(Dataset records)
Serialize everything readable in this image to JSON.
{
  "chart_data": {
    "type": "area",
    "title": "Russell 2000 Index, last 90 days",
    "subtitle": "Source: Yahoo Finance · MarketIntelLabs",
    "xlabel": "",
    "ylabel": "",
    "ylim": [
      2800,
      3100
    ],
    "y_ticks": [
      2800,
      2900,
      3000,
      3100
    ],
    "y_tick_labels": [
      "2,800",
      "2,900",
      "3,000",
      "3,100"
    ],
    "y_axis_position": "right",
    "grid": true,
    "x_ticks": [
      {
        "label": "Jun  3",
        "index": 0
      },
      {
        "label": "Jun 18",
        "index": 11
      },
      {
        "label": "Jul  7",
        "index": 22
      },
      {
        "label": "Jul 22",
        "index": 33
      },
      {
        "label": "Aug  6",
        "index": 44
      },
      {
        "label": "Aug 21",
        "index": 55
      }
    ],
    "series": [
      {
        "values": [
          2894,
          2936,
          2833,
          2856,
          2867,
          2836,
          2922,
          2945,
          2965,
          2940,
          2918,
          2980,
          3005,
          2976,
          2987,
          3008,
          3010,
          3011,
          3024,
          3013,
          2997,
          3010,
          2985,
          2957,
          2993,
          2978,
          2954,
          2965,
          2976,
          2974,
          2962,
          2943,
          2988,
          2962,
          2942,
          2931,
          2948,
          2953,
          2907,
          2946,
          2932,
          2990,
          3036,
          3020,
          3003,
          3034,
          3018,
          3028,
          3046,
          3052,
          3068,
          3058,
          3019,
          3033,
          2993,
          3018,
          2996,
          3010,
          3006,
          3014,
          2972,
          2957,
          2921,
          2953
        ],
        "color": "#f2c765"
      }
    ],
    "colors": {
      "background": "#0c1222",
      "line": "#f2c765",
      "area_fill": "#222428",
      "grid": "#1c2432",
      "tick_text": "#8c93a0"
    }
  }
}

:: Task directions ::
Output every record above exactly as it appears.

:: Written answer ::
Serialize everything readable in this image to JSON.
{
  "chart_data": {
    "type": "area",
    "title": "Russell 2000 Index, last 90 days",
    "subtitle": "Source: Yahoo Finance · MarketIntelLabs",
    "xlabel": "",
    "ylabel": "",
    "ylim": [
      2800,
      3100
    ],
    "y_ticks": [
      2800,
      2900,
      3000,
      3100
    ],
    "y_tick_labels": [
      "2,800",
      "2,900",
      "3,000",
      "3,100"
    ],
    "y_axis_position": "right",
    "grid": true,
    "x_ticks": [
      {
        "label": "Jun  3",
        "index": 0
      },
      {
        "label": "Jun 18",
        "index": 11
      },
      {
        "label": "Jul  7",
        "index": 22
      },
      {
        "label": "Jul 22",
        "index": 33
      },
      {
        "label": "Aug  6",
        "index": 44
      },
      {
        "label": "Aug 21",
        "index": 55
      }
    ],
    "series": [
      {
        "values": [
          2894,
          2936,
          2833,
          2856,
          2867,
          2836,
          2922,
          2945,
          2965,
          2940,
          2918,
          2980,
          3005,
          2976,
          2987,
          3008,
          3010,
          3011,
          3024,
          3013,
          2997,
          3010,
          2985,
          2957,
          2993,
          2978,
          2954,
          2965,
          2976,
          2974,
          2962,
          2943,
          2988,
          2962,
          2942,
          2931,
          2948,
          2953,
          2907,
          2946,
          2932,
          2990,
          3036,
          3020,
          3003,
          3034,
          3018,
          3028,
          3046,
          3052,
          3068,
          3058,
          3019,
          3033,
          2993,
          3018,
          2996,
          3010,
          3006,
          3014,
          2972,
          2957,
          2921,
          2953
        ],
        "color": "#f2c765"
      }
    ],
    "colors": {
      "background": "#0c1222",
      "line": "#f2c765",
      "area_fill": "#222428",
      "grid": "#1c2432",
      "tick_text": "#8c93a0"
    }
  }
}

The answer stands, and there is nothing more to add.